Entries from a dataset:
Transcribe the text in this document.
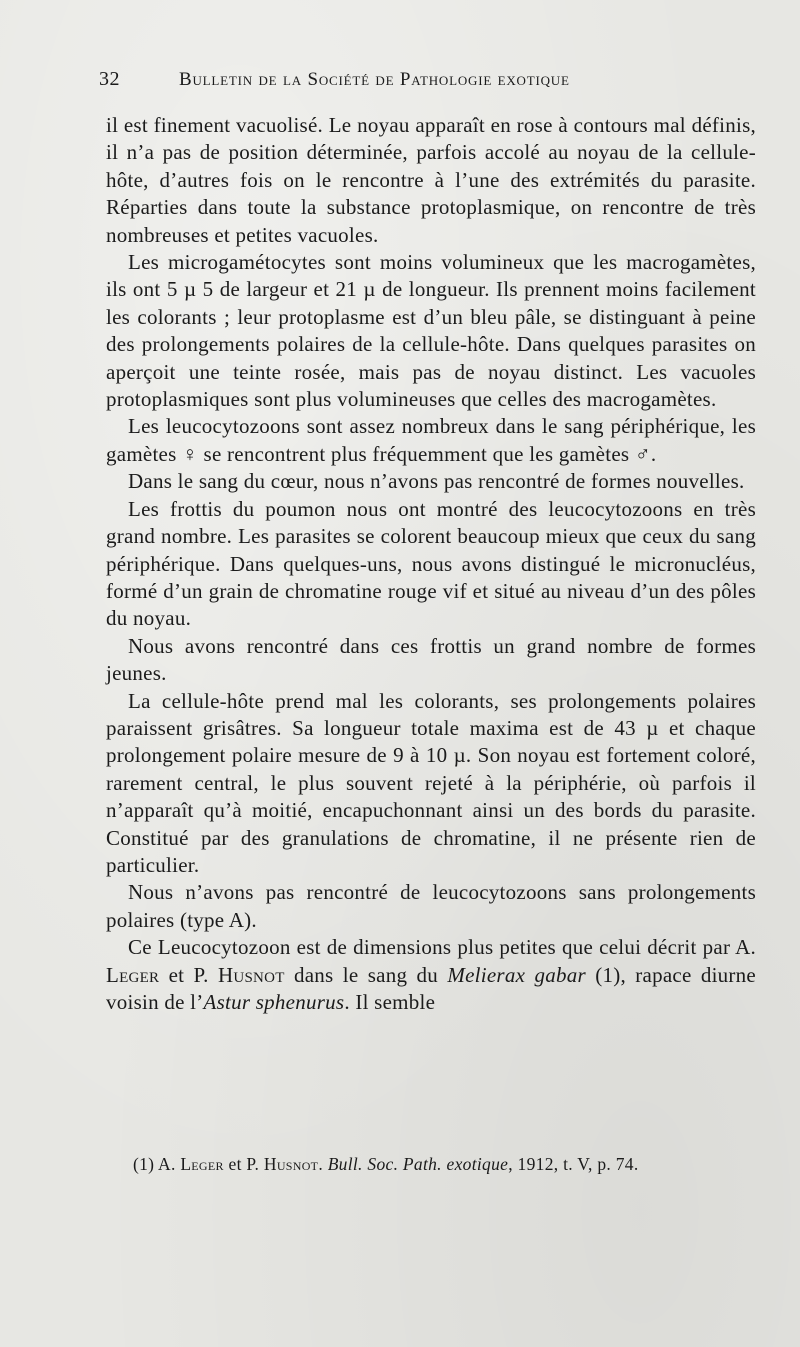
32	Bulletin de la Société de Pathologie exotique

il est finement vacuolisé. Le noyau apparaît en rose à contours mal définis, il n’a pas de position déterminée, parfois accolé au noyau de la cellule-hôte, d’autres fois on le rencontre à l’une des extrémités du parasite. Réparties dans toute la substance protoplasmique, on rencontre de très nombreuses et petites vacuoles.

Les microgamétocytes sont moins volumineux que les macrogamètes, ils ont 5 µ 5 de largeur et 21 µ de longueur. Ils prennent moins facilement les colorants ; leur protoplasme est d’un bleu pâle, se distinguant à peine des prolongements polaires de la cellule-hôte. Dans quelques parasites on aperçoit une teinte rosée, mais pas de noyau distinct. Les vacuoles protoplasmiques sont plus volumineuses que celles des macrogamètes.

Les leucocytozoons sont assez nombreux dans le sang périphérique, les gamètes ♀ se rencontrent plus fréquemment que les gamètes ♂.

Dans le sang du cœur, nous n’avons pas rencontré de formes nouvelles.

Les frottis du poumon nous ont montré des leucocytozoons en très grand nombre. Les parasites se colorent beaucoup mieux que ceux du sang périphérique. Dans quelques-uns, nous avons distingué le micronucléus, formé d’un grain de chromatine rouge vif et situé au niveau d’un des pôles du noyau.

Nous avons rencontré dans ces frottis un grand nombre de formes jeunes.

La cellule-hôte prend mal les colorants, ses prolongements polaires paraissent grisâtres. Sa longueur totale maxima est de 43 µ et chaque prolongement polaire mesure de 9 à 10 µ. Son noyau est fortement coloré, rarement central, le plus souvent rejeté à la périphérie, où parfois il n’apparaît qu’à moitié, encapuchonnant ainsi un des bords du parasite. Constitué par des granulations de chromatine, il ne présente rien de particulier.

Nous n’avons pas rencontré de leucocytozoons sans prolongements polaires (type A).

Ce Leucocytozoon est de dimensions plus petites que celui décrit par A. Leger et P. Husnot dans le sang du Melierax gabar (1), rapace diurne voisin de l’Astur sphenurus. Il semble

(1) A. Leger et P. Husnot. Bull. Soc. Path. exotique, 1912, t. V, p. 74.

--

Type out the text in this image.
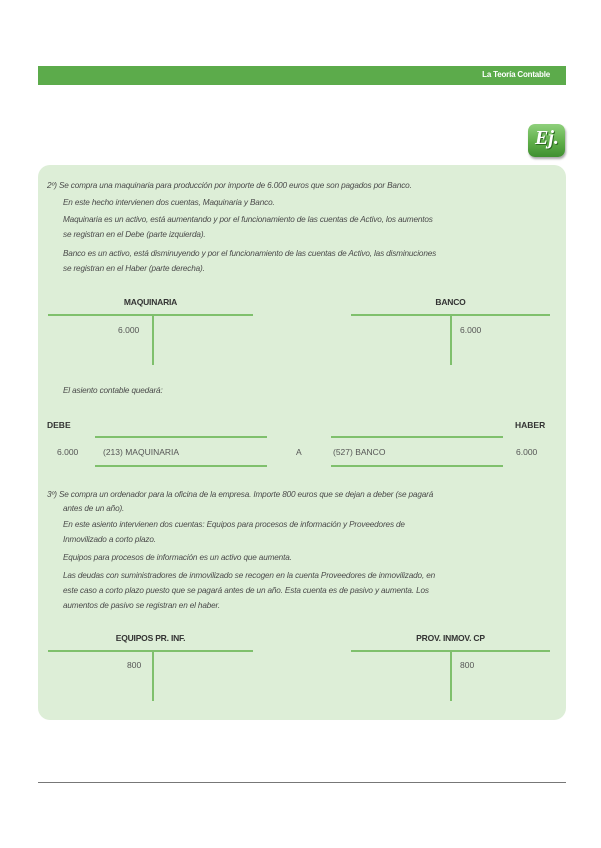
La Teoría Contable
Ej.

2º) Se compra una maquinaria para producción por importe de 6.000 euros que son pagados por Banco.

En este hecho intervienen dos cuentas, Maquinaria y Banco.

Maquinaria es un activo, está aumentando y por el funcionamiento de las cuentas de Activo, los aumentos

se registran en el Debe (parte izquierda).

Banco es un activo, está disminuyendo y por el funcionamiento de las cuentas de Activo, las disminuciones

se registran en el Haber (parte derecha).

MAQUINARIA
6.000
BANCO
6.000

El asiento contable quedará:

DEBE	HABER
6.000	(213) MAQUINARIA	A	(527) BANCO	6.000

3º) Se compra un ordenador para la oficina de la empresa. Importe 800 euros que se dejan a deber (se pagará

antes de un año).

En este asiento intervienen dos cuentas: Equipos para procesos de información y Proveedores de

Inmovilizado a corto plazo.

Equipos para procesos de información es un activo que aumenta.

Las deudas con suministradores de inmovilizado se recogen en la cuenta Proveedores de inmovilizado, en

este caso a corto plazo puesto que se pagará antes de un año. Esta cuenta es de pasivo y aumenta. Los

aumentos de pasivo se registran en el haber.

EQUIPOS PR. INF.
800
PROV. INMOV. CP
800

...

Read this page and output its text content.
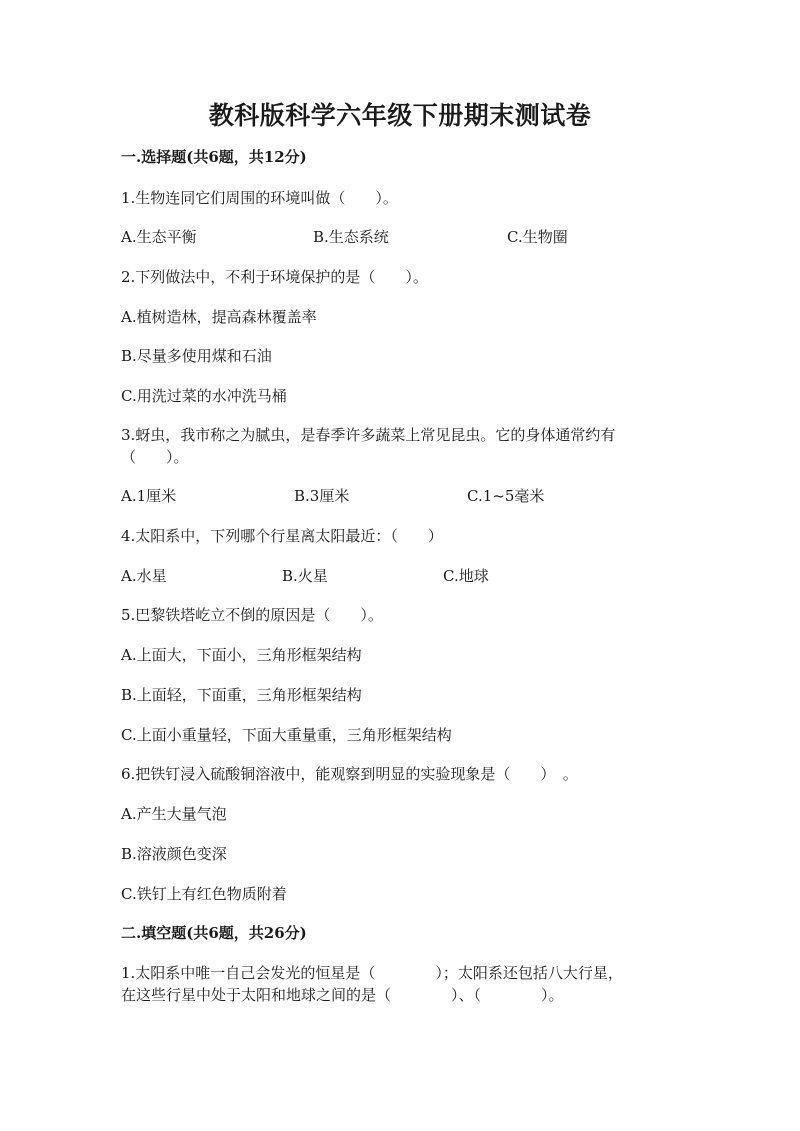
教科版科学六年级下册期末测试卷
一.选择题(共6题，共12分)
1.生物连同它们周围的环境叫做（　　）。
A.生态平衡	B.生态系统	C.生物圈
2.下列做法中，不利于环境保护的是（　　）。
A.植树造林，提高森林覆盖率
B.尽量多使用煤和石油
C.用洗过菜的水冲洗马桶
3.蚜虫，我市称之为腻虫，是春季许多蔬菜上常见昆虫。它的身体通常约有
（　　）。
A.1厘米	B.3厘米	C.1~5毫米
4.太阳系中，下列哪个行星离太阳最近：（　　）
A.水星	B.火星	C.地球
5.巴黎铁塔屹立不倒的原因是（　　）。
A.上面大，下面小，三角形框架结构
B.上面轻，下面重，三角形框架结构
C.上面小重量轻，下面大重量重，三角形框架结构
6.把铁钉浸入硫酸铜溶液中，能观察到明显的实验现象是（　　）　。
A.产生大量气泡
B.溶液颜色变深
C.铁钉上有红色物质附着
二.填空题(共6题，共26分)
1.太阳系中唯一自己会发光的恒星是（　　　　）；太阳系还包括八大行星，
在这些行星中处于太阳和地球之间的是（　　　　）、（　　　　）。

● **Exercise task**:
Select the lines in this material that hold the word "intervienen", leaving none out.

● **Result of the task**:
En este hecho intervienen dos cuentas, Maquinaria y Banco.
En este asiento intervienen dos cuentas: Equipos para procesos de información y Proveedores de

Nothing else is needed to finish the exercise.